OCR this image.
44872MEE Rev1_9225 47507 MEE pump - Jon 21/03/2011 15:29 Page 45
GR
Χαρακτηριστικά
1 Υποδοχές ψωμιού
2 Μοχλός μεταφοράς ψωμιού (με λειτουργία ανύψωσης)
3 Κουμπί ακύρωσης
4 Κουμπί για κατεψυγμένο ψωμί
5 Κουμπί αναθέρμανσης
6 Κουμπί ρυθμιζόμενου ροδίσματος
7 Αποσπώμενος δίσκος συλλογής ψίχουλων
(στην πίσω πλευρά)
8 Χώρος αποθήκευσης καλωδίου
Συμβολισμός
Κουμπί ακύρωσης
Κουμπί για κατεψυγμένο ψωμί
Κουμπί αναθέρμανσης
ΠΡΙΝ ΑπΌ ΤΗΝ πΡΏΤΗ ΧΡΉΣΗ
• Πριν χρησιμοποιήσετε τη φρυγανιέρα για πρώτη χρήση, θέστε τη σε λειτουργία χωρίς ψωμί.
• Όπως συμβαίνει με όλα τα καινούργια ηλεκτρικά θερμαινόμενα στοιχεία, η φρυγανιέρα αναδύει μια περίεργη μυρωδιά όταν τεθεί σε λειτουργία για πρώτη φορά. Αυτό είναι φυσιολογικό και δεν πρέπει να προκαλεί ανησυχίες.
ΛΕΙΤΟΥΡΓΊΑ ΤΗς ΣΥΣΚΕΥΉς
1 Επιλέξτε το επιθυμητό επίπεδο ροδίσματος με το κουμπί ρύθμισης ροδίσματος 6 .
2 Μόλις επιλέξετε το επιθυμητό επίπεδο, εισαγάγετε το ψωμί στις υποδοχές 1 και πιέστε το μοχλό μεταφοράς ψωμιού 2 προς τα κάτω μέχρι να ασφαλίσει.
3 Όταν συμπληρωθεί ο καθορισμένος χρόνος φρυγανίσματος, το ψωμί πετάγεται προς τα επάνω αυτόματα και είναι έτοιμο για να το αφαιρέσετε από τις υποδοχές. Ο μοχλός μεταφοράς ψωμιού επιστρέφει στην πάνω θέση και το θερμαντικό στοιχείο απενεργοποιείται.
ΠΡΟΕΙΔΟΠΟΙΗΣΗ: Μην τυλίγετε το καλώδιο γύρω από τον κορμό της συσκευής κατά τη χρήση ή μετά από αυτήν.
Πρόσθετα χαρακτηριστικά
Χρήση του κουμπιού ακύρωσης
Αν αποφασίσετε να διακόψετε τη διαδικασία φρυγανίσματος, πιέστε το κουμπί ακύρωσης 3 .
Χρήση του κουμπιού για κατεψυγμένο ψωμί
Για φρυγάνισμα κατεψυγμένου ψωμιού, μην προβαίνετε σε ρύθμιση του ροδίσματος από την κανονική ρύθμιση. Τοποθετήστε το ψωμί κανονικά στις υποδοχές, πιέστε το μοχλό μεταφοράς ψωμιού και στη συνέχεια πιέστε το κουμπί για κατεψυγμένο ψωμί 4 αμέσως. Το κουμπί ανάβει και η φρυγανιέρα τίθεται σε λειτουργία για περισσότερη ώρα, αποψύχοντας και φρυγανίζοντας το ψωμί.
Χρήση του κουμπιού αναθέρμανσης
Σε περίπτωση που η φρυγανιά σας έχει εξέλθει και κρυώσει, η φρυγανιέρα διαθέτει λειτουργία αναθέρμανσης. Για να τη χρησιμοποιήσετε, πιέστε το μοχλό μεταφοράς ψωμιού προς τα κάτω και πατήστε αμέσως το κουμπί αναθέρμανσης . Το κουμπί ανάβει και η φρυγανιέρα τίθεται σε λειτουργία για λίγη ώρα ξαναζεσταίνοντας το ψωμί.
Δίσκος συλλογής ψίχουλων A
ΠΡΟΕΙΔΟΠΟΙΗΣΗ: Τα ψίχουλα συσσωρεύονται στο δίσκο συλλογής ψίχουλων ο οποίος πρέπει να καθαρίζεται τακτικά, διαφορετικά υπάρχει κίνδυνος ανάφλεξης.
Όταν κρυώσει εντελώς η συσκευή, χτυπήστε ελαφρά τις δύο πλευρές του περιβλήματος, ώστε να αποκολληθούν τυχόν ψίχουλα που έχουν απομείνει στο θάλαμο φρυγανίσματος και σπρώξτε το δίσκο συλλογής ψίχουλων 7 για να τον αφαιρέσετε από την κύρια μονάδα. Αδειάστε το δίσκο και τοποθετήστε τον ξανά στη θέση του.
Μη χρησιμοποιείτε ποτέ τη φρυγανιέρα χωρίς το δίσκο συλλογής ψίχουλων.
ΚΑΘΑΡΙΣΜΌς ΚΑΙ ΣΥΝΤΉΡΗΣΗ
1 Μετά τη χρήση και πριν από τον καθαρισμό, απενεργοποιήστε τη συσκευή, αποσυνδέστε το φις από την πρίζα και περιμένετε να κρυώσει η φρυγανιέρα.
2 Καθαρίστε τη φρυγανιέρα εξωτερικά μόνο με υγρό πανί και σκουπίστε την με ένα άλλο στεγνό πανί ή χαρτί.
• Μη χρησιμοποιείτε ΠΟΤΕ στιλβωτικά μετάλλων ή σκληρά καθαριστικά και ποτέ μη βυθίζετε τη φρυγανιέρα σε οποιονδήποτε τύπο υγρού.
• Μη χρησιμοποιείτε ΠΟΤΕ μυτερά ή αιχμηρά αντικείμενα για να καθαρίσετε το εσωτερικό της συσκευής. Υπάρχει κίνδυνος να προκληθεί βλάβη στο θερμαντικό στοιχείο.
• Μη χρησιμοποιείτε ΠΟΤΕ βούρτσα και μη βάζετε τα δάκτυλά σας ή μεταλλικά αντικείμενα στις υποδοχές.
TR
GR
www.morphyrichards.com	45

_ _ _ _ _ _ _

# Written exercise
Scan the material above for the word "κίνδυνος". Copy each line where it occurs.

# Answer to the problem
ΠΡΟΕΙΔΟΠΟΙΗΣΗ: Τα ψίχουλα συσσωρεύονται στο δίσκο συλλογής ψίχουλων ο οποίος πρέπει να καθαρίζεται τακτικά, διαφορετικά υπάρχει κίνδυνος ανάφλεξης.
• Μη χρησιμοποιείτε ΠΟΤΕ μυτερά ή αιχμηρά αντικείμενα για να καθαρίσετε το εσωτερικό της συσκευής. Υπάρχει κίνδυνος να προκληθεί βλάβη στο θερμαντικό στοιχείο.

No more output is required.